+++ SOURCE DATA
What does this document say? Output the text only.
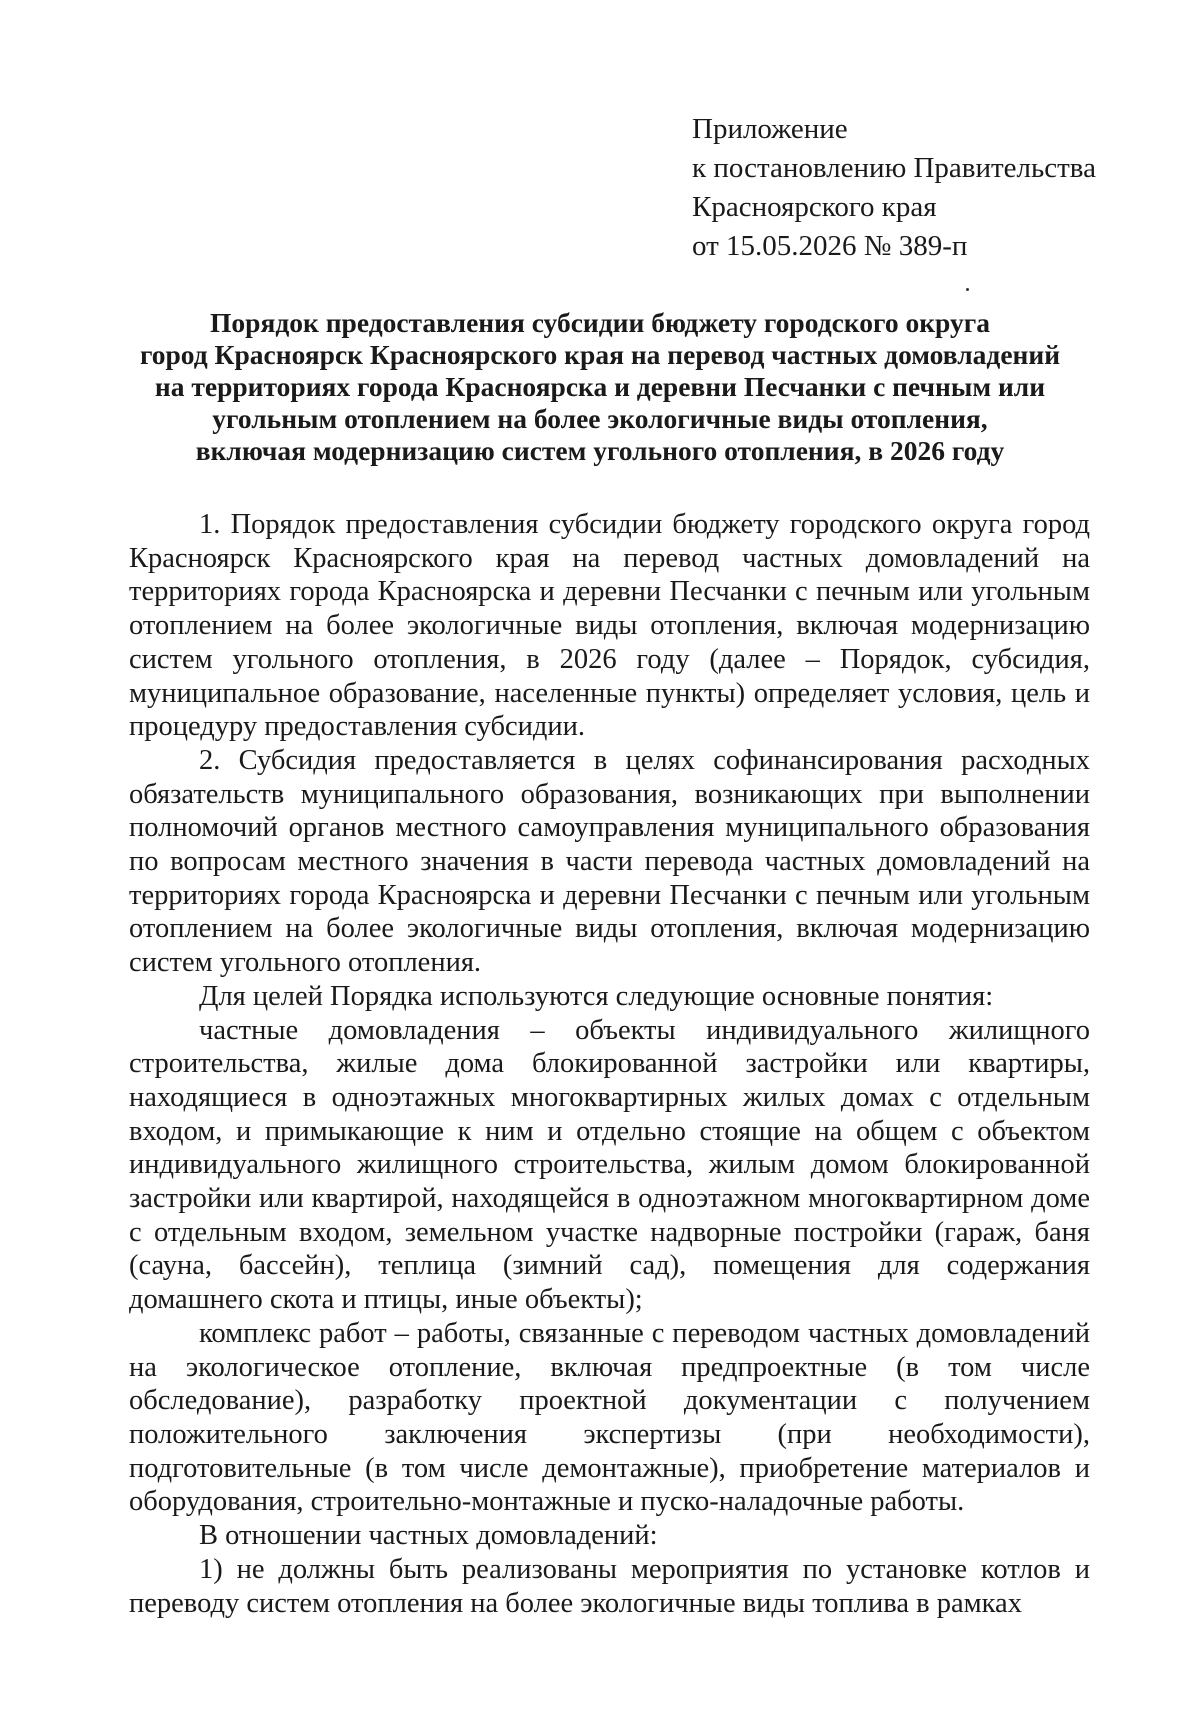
Приложение
к постановлению Правительства
Красноярского края
от 15.05.2026 № 389-п
Порядок предоставления субсидии бюджету городского округа
город Красноярск Красноярского края на перевод частных домовладений
на территориях города Красноярска и деревни Песчанки с печным или
угольным отоплением на более экологичные виды отопления,
включая модернизацию систем угольного отопления, в 2026 году

1. Порядок предоставления субсидии бюджету городского округа город Красноярск Красноярского края на перевод частных домовладений на территориях города Красноярска и деревни Песчанки с печным или угольным отоплением на более экологичные виды отопления, включая модернизацию систем угольного отопления, в 2026 году (далее – Порядок, субсидия, муниципальное образование, населенные пункты) определяет условия, цель и процедуру предоставления субсидии.

2. Субсидия предоставляется в целях софинансирования расходных обязательств муниципального образования, возникающих при выполнении полномочий органов местного самоуправления муниципального образования по вопросам местного значения в части перевода частных домовладений на территориях города Красноярска и деревни Песчанки с печным или угольным отоплением на более экологичные виды отопления, включая модернизацию систем угольного отопления.

Для целей Порядка используются следующие основные понятия:

частные домовладения – объекты индивидуального жилищного строительства, жилые дома блокированной застройки или квартиры, находящиеся в одноэтажных многоквартирных жилых домах с отдельным входом, и примыкающие к ним и отдельно стоящие на общем с объектом индивидуального жилищного строительства, жилым домом блокированной застройки или квартирой, находящейся в одноэтажном многоквартирном доме с отдельным входом, земельном участке надворные постройки (гараж, баня (сауна, бассейн), теплица (зимний сад), помещения для содержания домашнего скота и птицы, иные объекты);

комплекс работ – работы, связанные с переводом частных домовладений на экологическое отопление, включая предпроектные (в том числе обследование), разработку проектной документации с получением положительного заключения экспертизы (при необходимости), подготовительные (в том числе демонтажные), приобретение материалов и оборудования, строительно-монтажные и пуско-наладочные работы.

В отношении частных домовладений:

1) не должны быть реализованы мероприятия по установке котлов и переводу систем отопления на более экологичные виды топлива в рамках
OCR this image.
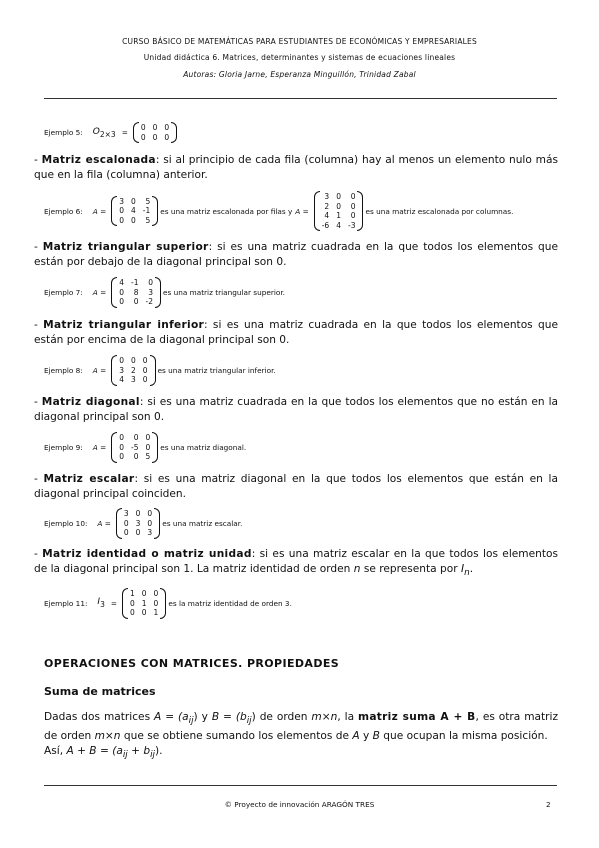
CURSO BÁSICO DE MATEMÁTICAS PARA ESTUDIANTES DE ECONÓMICAS Y EMPRESARIALES
Unidad didáctica 6. Matrices, determinantes y sistemas de ecuaciones lineales
Autoras: Gloria Jarne, Esperanza Minguillón, Trinidad Zabal
Ejemplo 5: $O_{2\times 3}$ =
0 0 0
0 0 0
- Matriz escalonada: si al principio de cada fila (columna) hay al menos un elemento nulo más que en la fila (columna) anterior.
Ejemplo 6: A =
3 0	5
0 4 -1
0 0	5
es una matriz escalonada por filas y A =
3 0	0
2 0	0
4 1	0
-6 4 -3
es una matriz escalonada por columnas.
- Matriz triangular superior: si es una matriz cuadrada en la que todos los elementos que están por debajo de la diagonal principal son 0.
Ejemplo 7: A =
4 -1	0
0	8	3
0	0 -2
es una matriz triangular superior.
- Matriz triangular inferior: si es una matriz cuadrada en la que todos los elementos que están por encima de la diagonal principal son 0.
Ejemplo 8: A =
0 0 0
3 2 0
4 3 0
es una matriz triangular inferior.
- Matriz diagonal: si es una matriz cuadrada en la que todos los elementos que no están en la diagonal principal son 0.
Ejemplo 9: A =
0	0 0
0 -5 0
0	0 5
es una matriz diagonal.
- Matriz escalar: si es una matriz diagonal en la que todos los elementos que están en la diagonal principal coinciden.
Ejemplo 10: A =
3 0 0
0 3 0
0 0 3
es una matriz escalar.
- Matriz identidad o matriz unidad: si es una matriz escalar en la que todos los elementos de la diagonal principal son 1. La matriz identidad de orden n se representa por $I_n$.
Ejemplo 11: $I_3$ =
1 0 0
0 1 0
0 0 1
es la matriz identidad de orden 3.
OPERACIONES CON MATRICES. PROPIEDADES
Suma de matrices
Dadas dos matrices $A = (a_{ij})$ y $B = (b_{ij})$ de orden m×n, la matriz suma A + B, es otra matriz de orden m×n que se obtiene sumando los elementos de A y B que ocupan la misma posición.
Así, $A + B = (a_{ij} + b_{ij})$.
© Proyecto de innovación ARAGÓN TRES	2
++++++
**DIRECTIONS FOR THIS TASK:**
Find each line holding "субсидии". Copy it out.

**FULL SOLUTION:**
Порядок предоставления субсидии бюджету городского округа
1. Порядок предоставления субсидии бюджету городского округа город Красноярск Красноярского края на перевод частных домовладений на территориях города Красноярска и деревни Песчанки с печным или угольным отоплением на более экологичные виды отопления, включая модернизацию систем угольного отопления, в 2026 году (далее – Порядок, субсидия, муниципальное образование, населенные пункты) определяет условия, цель и процедуру предоставления субсидии.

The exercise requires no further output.